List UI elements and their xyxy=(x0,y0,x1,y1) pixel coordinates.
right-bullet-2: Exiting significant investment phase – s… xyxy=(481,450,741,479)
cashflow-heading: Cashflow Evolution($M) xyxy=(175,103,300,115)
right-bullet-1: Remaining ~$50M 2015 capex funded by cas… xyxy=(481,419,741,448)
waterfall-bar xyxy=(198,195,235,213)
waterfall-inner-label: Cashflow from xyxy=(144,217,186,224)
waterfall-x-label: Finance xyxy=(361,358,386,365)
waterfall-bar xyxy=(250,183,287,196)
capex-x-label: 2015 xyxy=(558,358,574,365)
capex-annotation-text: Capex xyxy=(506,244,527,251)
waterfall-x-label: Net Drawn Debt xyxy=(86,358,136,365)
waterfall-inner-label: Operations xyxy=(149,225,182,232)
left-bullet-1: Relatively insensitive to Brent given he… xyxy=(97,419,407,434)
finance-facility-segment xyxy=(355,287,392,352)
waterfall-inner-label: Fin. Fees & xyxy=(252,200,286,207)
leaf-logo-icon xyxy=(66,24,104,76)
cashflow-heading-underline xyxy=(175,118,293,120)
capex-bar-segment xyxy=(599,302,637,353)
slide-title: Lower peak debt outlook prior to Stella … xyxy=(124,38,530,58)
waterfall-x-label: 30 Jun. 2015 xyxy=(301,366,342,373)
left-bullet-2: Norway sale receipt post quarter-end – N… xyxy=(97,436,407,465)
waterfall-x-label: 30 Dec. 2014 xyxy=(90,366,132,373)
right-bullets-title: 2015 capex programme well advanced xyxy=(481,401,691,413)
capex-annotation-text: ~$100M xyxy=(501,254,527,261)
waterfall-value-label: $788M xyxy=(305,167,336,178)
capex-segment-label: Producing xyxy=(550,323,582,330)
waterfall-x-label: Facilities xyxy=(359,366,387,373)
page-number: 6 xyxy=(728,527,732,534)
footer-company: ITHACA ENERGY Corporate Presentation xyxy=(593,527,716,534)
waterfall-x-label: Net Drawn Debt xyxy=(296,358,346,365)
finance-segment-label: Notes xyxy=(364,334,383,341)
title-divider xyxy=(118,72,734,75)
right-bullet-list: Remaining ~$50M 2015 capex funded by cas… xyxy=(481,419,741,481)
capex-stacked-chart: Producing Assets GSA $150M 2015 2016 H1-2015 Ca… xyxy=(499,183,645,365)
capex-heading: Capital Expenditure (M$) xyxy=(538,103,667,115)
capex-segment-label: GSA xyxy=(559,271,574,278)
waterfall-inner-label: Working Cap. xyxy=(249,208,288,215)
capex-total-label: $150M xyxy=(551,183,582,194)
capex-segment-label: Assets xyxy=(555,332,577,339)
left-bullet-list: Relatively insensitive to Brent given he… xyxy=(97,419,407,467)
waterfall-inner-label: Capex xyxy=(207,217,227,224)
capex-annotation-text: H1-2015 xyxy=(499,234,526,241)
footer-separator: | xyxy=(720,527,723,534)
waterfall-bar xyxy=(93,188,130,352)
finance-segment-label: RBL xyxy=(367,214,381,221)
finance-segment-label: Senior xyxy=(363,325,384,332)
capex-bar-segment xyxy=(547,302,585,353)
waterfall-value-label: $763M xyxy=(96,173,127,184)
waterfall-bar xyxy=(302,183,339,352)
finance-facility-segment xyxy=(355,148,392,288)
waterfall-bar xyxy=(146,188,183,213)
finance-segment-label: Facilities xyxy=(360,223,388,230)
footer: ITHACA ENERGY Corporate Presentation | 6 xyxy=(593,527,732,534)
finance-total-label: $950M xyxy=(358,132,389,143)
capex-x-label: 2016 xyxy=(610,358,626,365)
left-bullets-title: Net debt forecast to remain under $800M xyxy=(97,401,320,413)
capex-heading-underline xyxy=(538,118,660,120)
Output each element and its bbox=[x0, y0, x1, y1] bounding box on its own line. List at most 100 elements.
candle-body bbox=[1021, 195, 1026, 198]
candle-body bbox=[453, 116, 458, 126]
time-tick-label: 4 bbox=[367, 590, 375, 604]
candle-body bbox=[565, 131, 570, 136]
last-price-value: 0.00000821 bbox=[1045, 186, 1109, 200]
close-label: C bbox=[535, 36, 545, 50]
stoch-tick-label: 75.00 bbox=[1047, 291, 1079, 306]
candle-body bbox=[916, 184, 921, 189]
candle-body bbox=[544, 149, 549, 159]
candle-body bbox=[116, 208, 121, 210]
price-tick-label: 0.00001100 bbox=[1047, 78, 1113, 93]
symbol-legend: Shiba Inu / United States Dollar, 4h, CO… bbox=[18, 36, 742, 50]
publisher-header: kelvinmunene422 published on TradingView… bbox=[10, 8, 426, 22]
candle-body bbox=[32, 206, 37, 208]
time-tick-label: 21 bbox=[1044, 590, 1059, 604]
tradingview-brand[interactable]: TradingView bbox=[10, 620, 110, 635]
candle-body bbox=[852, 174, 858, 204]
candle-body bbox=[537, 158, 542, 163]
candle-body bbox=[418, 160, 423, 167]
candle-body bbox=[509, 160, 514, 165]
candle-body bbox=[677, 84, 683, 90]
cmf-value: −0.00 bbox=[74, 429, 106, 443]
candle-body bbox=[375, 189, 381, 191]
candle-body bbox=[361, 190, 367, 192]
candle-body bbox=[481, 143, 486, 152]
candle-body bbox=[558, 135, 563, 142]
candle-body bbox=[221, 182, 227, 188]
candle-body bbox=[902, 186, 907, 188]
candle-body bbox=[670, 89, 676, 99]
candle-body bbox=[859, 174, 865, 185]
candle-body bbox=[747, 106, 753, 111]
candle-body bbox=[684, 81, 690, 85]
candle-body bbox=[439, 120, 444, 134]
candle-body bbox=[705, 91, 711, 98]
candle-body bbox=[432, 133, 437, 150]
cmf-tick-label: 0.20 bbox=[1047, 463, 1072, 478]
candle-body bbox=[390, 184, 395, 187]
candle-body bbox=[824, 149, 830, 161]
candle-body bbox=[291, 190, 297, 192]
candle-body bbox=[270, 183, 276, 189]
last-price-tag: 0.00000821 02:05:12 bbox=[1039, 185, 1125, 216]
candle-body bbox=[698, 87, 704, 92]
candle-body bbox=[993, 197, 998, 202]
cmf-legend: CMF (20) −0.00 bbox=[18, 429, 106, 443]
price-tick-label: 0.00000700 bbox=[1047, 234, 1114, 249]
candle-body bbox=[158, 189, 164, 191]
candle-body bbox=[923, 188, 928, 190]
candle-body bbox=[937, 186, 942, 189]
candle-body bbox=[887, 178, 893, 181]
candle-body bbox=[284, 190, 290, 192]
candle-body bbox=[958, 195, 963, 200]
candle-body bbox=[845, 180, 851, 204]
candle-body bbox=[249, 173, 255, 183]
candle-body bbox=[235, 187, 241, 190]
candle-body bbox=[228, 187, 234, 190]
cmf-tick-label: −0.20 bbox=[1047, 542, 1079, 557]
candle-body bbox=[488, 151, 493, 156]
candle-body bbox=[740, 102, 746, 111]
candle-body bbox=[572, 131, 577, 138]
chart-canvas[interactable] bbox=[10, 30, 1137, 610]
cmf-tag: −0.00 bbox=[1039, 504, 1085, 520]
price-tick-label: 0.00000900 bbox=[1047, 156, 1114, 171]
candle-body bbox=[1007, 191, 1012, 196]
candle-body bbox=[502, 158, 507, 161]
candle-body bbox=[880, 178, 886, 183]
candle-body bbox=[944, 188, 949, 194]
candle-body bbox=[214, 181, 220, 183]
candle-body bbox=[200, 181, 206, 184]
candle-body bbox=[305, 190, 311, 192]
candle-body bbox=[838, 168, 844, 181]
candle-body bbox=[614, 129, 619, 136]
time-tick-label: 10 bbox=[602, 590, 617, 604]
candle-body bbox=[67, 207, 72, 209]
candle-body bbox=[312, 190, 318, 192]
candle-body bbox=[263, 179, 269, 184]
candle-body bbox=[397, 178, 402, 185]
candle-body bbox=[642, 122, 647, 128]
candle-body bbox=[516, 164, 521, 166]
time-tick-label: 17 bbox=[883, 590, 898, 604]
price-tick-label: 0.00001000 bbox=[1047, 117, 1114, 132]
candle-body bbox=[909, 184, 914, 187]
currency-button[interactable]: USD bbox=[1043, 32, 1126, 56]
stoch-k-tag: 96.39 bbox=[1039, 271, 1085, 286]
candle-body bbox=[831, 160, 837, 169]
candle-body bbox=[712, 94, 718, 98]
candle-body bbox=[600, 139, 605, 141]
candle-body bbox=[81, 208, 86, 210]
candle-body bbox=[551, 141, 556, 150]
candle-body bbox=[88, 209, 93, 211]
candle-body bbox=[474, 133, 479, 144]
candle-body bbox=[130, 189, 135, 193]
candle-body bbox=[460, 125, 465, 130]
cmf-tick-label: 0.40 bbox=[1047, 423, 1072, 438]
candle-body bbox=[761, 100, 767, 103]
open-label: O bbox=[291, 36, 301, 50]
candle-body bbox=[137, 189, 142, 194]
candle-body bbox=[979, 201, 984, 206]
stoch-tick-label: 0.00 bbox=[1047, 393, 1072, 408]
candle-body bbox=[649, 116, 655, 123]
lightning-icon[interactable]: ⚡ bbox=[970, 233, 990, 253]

◆ ◆ ◆ ◆

> [Problem details]: Turn the lines from the start of the records through the line containing "waterfall-inner-label: Cashflow from" into a JSON list of strings, one string per line, leaving out any blank lines.

> [Reply]:
[
  "List UI elements and their xyxy=(x0,y0,x1,y1) pixel coordinates.",
  "right-bullet-2: Exiting significant investment phase – s… xyxy=(481,450,741,479)",
  "cashflow-heading: Cashflow Evolution($M) xyxy=(175,103,300,115)",
  "right-bullet-1: Remaining ~$50M 2015 capex funded by cas… xyxy=(481,419,741,448)",
  "waterfall-bar xyxy=(198,195,235,213)",
  "waterfall-inner-label: Cashflow from xyxy=(144,217,186,224)"
]